• [Prompt] What is the number of lines in the data that hold the string "duración"? Reply with that number only.

• [Dataset excerpt]
==============================
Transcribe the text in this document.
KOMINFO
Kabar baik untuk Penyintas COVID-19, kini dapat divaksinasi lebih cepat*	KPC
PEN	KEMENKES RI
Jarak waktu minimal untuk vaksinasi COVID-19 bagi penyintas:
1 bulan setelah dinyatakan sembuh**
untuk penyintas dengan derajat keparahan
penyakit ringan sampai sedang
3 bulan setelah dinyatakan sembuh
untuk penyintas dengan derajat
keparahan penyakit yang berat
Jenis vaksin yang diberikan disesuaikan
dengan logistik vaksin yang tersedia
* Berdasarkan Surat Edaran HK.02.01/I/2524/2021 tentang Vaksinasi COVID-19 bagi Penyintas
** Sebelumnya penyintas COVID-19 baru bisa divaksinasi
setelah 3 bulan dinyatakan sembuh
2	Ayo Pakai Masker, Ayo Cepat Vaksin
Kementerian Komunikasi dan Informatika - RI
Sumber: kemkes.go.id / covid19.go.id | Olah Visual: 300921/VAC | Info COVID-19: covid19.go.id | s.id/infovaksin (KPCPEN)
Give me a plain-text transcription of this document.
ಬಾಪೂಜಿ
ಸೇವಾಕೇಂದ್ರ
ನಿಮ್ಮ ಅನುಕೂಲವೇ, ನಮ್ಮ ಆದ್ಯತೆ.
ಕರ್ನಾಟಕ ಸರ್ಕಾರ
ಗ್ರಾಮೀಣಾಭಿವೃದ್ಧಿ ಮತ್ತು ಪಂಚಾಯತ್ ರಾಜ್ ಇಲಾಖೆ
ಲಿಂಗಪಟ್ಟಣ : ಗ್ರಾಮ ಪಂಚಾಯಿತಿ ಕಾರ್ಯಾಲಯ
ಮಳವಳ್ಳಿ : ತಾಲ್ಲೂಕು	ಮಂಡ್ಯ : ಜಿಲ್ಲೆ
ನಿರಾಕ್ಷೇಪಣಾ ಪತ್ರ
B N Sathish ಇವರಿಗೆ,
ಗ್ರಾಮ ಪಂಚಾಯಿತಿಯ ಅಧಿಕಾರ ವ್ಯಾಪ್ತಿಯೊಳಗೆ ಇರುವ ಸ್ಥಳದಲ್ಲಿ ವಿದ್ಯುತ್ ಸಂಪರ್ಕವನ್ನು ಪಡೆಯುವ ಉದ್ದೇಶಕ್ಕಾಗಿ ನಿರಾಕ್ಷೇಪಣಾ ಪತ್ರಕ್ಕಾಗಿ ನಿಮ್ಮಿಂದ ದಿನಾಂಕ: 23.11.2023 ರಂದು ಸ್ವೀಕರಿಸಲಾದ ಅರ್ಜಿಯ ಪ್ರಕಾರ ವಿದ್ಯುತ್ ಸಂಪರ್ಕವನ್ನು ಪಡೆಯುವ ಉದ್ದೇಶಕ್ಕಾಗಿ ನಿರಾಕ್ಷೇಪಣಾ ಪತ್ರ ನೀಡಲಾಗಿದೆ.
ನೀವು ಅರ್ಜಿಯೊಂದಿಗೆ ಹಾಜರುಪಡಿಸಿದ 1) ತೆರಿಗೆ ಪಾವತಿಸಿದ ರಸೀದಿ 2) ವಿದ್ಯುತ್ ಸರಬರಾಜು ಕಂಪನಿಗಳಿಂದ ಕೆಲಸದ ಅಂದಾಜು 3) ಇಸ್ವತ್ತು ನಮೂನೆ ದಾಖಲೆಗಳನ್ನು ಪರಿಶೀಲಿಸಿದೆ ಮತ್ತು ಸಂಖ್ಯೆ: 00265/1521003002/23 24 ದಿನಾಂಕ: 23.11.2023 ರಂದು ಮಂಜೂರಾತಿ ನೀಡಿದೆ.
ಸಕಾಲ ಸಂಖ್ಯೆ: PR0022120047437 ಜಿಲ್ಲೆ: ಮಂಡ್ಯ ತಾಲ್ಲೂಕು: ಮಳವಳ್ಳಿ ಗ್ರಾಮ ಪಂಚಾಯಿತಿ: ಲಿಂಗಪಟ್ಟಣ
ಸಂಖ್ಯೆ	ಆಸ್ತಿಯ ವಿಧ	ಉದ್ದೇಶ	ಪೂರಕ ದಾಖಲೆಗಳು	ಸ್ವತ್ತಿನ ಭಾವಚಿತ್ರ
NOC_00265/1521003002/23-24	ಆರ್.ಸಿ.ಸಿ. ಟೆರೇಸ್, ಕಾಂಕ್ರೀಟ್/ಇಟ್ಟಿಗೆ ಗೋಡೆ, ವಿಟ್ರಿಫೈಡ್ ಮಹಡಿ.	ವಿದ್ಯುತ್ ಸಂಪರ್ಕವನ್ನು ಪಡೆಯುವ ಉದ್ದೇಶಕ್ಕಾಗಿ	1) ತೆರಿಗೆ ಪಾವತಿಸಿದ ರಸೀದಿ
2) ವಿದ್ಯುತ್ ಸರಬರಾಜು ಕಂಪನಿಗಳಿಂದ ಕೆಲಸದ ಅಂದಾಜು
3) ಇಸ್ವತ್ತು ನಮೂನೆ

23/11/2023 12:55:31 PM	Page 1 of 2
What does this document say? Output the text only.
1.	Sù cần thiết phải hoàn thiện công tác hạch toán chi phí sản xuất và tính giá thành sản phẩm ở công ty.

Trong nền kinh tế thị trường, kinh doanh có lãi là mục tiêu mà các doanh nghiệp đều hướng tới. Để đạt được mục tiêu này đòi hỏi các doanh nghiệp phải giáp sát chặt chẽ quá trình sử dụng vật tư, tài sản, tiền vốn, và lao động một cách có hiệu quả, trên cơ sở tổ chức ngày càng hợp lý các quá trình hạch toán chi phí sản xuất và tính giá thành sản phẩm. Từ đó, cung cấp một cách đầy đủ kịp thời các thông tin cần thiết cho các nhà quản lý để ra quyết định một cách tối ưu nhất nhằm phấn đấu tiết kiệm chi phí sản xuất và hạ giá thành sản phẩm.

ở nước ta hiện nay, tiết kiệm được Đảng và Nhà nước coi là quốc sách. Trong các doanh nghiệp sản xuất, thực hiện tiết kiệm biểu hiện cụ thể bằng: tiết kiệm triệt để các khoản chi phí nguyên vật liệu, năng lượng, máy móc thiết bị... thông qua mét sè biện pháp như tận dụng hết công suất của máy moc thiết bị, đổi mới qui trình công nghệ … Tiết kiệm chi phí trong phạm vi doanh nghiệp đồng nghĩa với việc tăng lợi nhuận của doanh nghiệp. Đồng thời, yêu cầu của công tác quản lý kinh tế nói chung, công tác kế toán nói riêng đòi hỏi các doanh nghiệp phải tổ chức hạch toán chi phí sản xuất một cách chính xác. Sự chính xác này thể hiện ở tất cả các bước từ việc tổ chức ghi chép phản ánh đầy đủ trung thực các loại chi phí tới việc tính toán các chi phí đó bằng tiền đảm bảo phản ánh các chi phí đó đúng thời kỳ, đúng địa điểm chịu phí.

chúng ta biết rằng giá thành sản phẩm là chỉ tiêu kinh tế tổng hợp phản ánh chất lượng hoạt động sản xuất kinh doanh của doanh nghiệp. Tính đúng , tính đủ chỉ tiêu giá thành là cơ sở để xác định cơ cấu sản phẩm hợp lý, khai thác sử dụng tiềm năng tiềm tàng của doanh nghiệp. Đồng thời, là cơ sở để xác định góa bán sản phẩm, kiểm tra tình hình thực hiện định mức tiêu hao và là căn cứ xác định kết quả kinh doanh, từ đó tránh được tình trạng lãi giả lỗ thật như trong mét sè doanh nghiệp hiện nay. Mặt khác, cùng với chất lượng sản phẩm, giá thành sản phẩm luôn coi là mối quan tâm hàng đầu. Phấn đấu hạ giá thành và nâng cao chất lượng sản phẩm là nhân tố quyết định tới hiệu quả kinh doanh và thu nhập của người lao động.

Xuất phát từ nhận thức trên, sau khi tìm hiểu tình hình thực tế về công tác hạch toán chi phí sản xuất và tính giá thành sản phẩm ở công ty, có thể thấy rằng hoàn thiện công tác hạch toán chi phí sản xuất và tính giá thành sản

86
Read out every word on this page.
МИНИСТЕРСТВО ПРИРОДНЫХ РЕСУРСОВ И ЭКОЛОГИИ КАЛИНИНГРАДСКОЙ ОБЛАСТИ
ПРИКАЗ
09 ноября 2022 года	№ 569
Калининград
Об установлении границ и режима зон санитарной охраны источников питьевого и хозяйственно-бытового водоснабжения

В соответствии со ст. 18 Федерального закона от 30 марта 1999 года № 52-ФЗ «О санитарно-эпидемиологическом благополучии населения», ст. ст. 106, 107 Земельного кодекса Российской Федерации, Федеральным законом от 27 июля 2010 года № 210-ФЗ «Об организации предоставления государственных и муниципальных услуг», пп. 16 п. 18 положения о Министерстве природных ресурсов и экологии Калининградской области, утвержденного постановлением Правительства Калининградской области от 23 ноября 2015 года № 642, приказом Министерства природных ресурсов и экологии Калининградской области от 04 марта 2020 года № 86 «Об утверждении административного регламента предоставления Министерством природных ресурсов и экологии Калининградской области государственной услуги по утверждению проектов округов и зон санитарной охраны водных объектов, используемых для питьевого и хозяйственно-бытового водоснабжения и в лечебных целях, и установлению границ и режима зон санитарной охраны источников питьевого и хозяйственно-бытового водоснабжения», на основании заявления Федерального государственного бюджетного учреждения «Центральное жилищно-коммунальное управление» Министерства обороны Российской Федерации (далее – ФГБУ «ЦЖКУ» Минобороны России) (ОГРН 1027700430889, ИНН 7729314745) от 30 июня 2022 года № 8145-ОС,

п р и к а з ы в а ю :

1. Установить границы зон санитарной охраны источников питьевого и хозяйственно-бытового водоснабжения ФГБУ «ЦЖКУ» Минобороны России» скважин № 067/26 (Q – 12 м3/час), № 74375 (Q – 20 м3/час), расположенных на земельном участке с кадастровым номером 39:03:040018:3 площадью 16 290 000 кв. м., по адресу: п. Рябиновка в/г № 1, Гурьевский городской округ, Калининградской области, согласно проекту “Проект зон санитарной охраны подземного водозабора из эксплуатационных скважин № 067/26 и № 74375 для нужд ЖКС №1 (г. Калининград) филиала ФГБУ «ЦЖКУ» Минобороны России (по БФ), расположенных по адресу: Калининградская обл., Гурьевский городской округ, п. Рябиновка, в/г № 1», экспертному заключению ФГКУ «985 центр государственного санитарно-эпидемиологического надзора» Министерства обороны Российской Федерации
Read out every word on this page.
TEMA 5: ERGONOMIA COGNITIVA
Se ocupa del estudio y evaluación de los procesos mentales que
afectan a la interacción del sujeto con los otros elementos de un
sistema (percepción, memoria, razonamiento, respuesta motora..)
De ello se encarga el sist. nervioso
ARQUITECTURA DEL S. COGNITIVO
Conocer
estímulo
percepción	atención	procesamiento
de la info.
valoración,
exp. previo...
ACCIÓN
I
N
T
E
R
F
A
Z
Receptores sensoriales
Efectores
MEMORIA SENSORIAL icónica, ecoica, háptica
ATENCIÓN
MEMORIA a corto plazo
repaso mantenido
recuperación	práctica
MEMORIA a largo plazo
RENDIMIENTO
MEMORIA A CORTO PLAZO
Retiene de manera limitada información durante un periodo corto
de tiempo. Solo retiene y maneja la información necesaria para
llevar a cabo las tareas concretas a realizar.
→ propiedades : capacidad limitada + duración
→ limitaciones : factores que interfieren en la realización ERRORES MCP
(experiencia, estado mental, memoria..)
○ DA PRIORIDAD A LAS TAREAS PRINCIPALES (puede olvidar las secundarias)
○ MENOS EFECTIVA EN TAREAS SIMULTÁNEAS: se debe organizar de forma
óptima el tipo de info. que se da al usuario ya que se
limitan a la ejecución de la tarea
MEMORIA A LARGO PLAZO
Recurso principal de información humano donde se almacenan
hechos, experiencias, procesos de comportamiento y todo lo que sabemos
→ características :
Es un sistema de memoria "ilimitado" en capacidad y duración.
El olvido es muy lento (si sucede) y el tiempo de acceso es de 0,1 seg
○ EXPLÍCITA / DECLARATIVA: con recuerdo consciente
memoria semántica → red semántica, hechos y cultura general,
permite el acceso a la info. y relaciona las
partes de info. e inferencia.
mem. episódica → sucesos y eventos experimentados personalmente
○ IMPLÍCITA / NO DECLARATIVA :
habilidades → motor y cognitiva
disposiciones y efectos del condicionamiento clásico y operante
==============================
• [Correct output] 2